Collected data

* * *

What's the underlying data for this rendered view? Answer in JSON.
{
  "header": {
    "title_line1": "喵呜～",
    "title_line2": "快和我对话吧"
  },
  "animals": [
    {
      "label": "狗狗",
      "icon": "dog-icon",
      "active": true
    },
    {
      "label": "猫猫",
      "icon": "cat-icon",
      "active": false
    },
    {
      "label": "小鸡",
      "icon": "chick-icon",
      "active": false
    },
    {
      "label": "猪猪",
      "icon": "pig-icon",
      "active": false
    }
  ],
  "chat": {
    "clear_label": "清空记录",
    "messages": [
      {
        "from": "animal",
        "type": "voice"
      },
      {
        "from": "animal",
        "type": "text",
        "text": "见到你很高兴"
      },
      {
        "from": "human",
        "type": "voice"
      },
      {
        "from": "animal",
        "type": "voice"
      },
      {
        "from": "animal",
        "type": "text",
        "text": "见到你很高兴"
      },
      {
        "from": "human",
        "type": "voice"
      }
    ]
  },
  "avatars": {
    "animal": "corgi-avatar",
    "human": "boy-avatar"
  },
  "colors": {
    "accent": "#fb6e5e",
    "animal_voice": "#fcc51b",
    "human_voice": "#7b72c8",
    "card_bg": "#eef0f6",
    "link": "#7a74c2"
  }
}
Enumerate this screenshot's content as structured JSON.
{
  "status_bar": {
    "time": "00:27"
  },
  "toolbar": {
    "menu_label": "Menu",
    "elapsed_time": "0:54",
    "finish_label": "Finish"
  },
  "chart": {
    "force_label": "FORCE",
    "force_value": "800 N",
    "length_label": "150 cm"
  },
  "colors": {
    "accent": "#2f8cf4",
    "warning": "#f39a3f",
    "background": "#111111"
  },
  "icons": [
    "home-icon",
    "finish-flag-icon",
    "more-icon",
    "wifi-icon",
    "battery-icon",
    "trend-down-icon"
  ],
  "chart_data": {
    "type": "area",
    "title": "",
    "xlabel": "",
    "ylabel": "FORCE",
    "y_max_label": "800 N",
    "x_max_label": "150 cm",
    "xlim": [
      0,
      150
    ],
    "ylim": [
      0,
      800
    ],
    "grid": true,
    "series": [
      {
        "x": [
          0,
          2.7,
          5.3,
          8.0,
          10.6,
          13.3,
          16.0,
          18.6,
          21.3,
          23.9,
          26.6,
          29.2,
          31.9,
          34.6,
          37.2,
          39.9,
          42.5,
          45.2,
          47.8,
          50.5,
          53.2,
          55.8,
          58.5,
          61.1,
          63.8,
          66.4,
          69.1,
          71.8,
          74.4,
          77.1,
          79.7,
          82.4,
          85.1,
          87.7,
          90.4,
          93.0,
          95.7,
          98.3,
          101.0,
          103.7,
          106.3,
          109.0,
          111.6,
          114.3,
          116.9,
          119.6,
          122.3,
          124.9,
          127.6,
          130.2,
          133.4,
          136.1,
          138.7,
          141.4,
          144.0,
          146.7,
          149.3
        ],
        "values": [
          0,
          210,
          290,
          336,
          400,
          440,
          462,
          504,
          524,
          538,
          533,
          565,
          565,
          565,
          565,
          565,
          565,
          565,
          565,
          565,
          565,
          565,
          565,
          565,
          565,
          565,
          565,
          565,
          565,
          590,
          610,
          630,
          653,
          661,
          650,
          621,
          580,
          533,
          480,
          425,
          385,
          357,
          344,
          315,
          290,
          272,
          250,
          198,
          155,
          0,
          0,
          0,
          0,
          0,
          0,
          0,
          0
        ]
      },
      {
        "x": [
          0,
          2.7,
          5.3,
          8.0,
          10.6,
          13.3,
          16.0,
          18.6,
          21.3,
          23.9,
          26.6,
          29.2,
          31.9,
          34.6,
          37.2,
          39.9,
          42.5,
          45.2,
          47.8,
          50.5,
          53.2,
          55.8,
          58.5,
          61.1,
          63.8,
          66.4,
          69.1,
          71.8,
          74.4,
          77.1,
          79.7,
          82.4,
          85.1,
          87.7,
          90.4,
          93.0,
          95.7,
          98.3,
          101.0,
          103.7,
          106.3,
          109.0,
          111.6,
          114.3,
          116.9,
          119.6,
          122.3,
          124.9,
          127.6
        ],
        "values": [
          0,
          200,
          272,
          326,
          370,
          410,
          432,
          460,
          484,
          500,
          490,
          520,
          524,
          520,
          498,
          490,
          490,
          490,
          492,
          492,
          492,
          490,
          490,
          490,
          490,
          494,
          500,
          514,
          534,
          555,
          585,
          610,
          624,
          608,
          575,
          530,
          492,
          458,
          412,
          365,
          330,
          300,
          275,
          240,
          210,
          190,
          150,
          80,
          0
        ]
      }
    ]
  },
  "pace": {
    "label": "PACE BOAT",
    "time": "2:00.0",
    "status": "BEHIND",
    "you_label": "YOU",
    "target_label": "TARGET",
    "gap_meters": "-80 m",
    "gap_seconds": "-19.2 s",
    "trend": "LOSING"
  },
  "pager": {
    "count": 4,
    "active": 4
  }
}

* * *

◆ What you have to do ◆
Send back all of the entries exactly, with nothing missing.

◆ Answer to the task ◆
What's the underlying data for this rendered view? Answer in JSON.
{
  "header": {
    "title_line1": "喵呜～",
    "title_line2": "快和我对话吧"
  },
  "animals": [
    {
      "label": "狗狗",
      "icon": "dog-icon",
      "active": true
    },
    {
      "label": "猫猫",
      "icon": "cat-icon",
      "active": false
    },
    {
      "label": "小鸡",
      "icon": "chick-icon",
      "active": false
    },
    {
      "label": "猪猪",
      "icon": "pig-icon",
      "active": false
    }
  ],
  "chat": {
    "clear_label": "清空记录",
    "messages": [
      {
        "from": "animal",
        "type": "voice"
      },
      {
        "from": "animal",
        "type": "text",
        "text": "见到你很高兴"
      },
      {
        "from": "human",
        "type": "voice"
      },
      {
        "from": "animal",
        "type": "voice"
      },
      {
        "from": "animal",
        "type": "text",
        "text": "见到你很高兴"
      },
      {
        "from": "human",
        "type": "voice"
      }
    ]
  },
  "avatars": {
    "animal": "corgi-avatar",
    "human": "boy-avatar"
  },
  "colors": {
    "accent": "#fb6e5e",
    "animal_voice": "#fcc51b",
    "human_voice": "#7b72c8",
    "card_bg": "#eef0f6",
    "link": "#7a74c2"
  }
}
Enumerate this screenshot's content as structured JSON.
{
  "status_bar": {
    "time": "00:27"
  },
  "toolbar": {
    "menu_label": "Menu",
    "elapsed_time": "0:54",
    "finish_label": "Finish"
  },
  "chart": {
    "force_label": "FORCE",
    "force_value": "800 N",
    "length_label": "150 cm"
  },
  "colors": {
    "accent": "#2f8cf4",
    "warning": "#f39a3f",
    "background": "#111111"
  },
  "icons": [
    "home-icon",
    "finish-flag-icon",
    "more-icon",
    "wifi-icon",
    "battery-icon",
    "trend-down-icon"
  ],
  "chart_data": {
    "type": "area",
    "title": "",
    "xlabel": "",
    "ylabel": "FORCE",
    "y_max_label": "800 N",
    "x_max_label": "150 cm",
    "xlim": [
      0,
      150
    ],
    "ylim": [
      0,
      800
    ],
    "grid": true,
    "series": [
      {
        "x": [
          0,
          2.7,
          5.3,
          8.0,
          10.6,
          13.3,
          16.0,
          18.6,
          21.3,
          23.9,
          26.6,
          29.2,
          31.9,
          34.6,
          37.2,
          39.9,
          42.5,
          45.2,
          47.8,
          50.5,
          53.2,
          55.8,
          58.5,
          61.1,
          63.8,
          66.4,
          69.1,
          71.8,
          74.4,
          77.1,
          79.7,
          82.4,
          85.1,
          87.7,
          90.4,
          93.0,
          95.7,
          98.3,
          101.0,
          103.7,
          106.3,
          109.0,
          111.6,
          114.3,
          116.9,
          119.6,
          122.3,
          124.9,
          127.6,
          130.2,
          133.4,
          136.1,
          138.7,
          141.4,
          144.0,
          146.7,
          149.3
        ],
        "values": [
          0,
          210,
          290,
          336,
          400,
          440,
          462,
          504,
          524,
          538,
          533,
          565,
          565,
          565,
          565,
          565,
          565,
          565,
          565,
          565,
          565,
          565,
          565,
          565,
          565,
          565,
          565,
          565,
          565,
          590,
          610,
          630,
          653,
          661,
          650,
          621,
          580,
          533,
          480,
          425,
          385,
          357,
          344,
          315,
          290,
          272,
          250,
          198,
          155,
          0,
          0,
          0,
          0,
          0,
          0,
          0,
          0
        ]
      },
      {
        "x": [
          0,
          2.7,
          5.3,
          8.0,
          10.6,
          13.3,
          16.0,
          18.6,
          21.3,
          23.9,
          26.6,
          29.2,
          31.9,
          34.6,
          37.2,
          39.9,
          42.5,
          45.2,
          47.8,
          50.5,
          53.2,
          55.8,
          58.5,
          61.1,
          63.8,
          66.4,
          69.1,
          71.8,
          74.4,
          77.1,
          79.7,
          82.4,
          85.1,
          87.7,
          90.4,
          93.0,
          95.7,
          98.3,
          101.0,
          103.7,
          106.3,
          109.0,
          111.6,
          114.3,
          116.9,
          119.6,
          122.3,
          124.9,
          127.6
        ],
        "values": [
          0,
          200,
          272,
          326,
          370,
          410,
          432,
          460,
          484,
          500,
          490,
          520,
          524,
          520,
          498,
          490,
          490,
          490,
          492,
          492,
          492,
          490,
          490,
          490,
          490,
          494,
          500,
          514,
          534,
          555,
          585,
          610,
          624,
          608,
          575,
          530,
          492,
          458,
          412,
          365,
          330,
          300,
          275,
          240,
          210,
          190,
          150,
          80,
          0
        ]
      }
    ]
  },
  "pace": {
    "label": "PACE BOAT",
    "time": "2:00.0",
    "status": "BEHIND",
    "you_label": "YOU",
    "target_label": "TARGET",
    "gap_meters": "-80 m",
    "gap_seconds": "-19.2 s",
    "trend": "LOSING"
  },
  "pager": {
    "count": 4,
    "active": 4
  }
}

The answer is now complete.